Images of pages and their text
=== Section Start ===

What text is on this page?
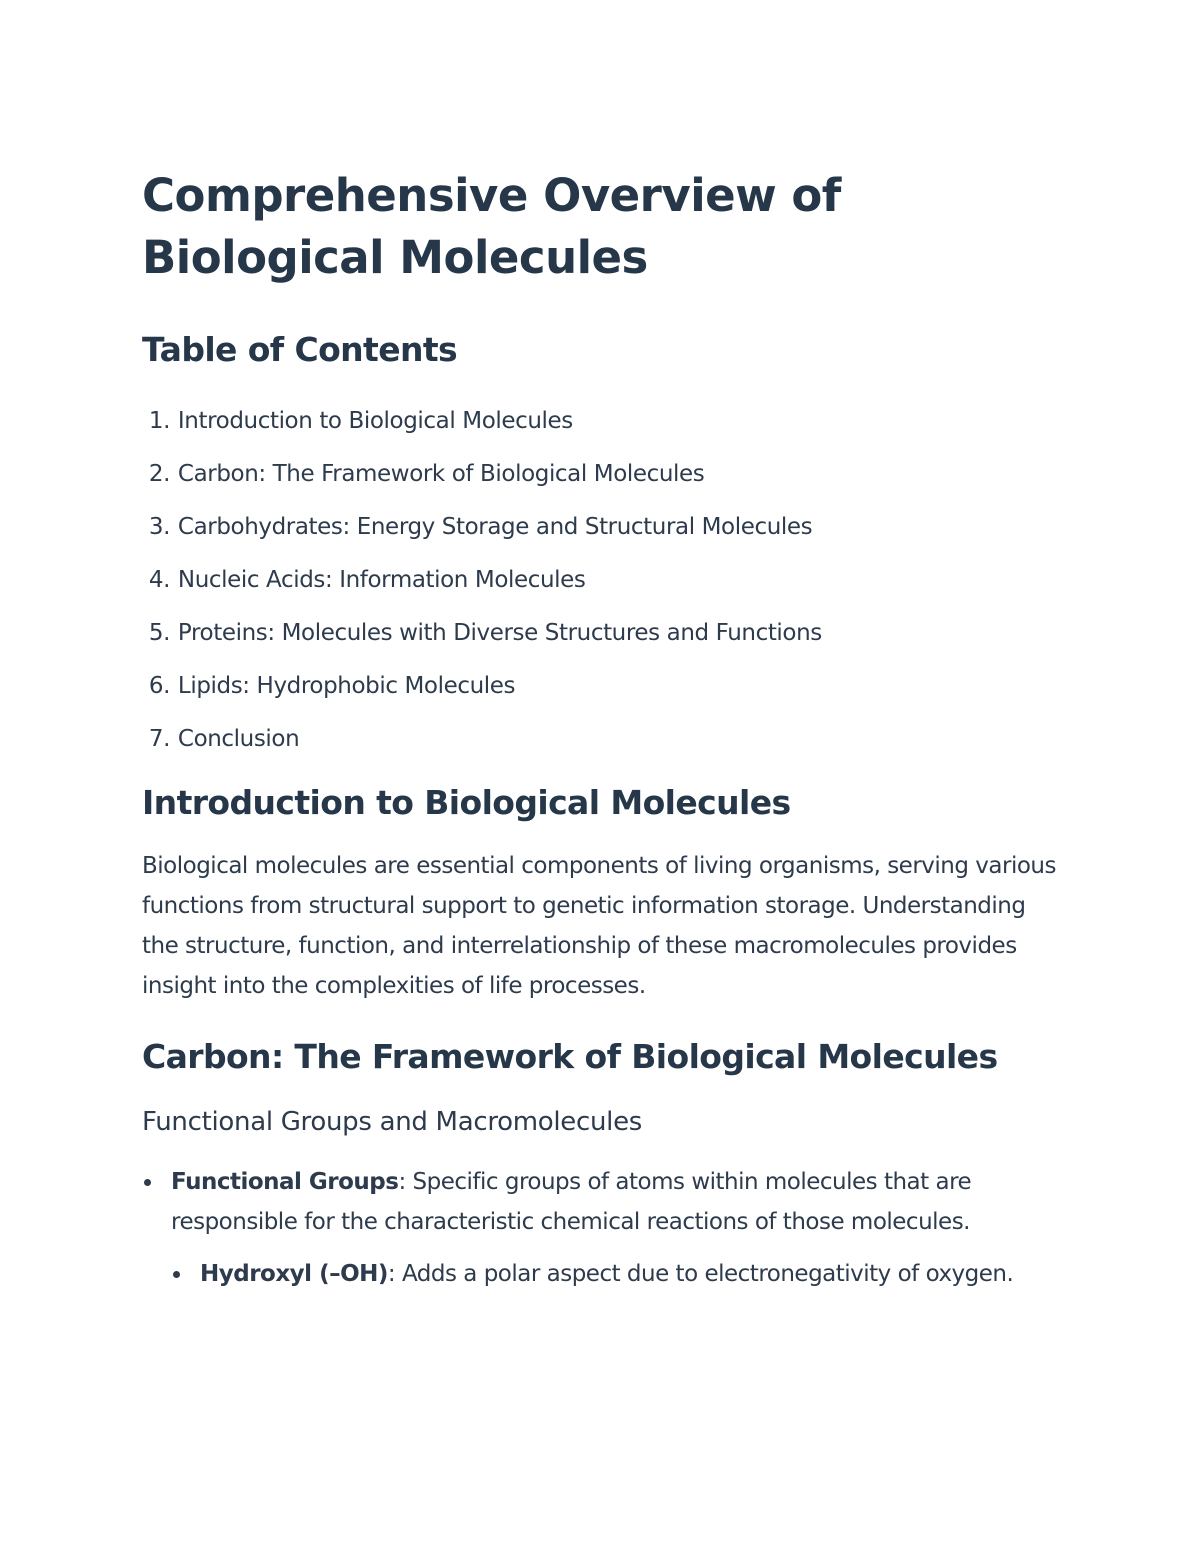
Comprehensive Overview of Biological Molecules
Table of Contents
1. Introduction to Biological Molecules
2. Carbon: The Framework of Biological Molecules
3. Carbohydrates: Energy Storage and Structural Molecules
4. Nucleic Acids: Information Molecules
5. Proteins: Molecules with Diverse Structures and Functions
6. Lipids: Hydrophobic Molecules
7. Conclusion
Introduction to Biological Molecules

Biological molecules are essential components of living organisms, serving various functions from structural support to genetic information storage. Understanding the structure, function, and interrelationship of these macromolecules provides insight into the complexities of life processes.

Carbon: The Framework of Biological Molecules
Functional Groups and Macromolecules
Functional Groups: Specific groups of atoms within molecules that are responsible for the characteristic chemical reactions of those molecules.
Hydroxyl (–OH): Adds a polar aspect due to electronegativity of oxygen.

=== Section End ===

Directions for this task >>
The copy you write out must match the entries word for word, minus their pictures.

Answer to this task >>
What text is on this page?
Comprehensive Overview of Biological Molecules
Table of Contents
1. Introduction to Biological Molecules
2. Carbon: The Framework of Biological Molecules
3. Carbohydrates: Energy Storage and Structural Molecules
4. Nucleic Acids: Information Molecules
5. Proteins: Molecules with Diverse Structures and Functions
6. Lipids: Hydrophobic Molecules
7. Conclusion
Introduction to Biological Molecules

Biological molecules are essential components of living organisms, serving various functions from structural support to genetic information storage. Understanding the structure, function, and interrelationship of these macromolecules provides insight into the complexities of life processes.

Carbon: The Framework of Biological Molecules
Functional Groups and Macromolecules
Functional Groups: Specific groups of atoms within molecules that are responsible for the characteristic chemical reactions of those molecules.
Hydroxyl (–OH): Adds a polar aspect due to electronegativity of oxygen.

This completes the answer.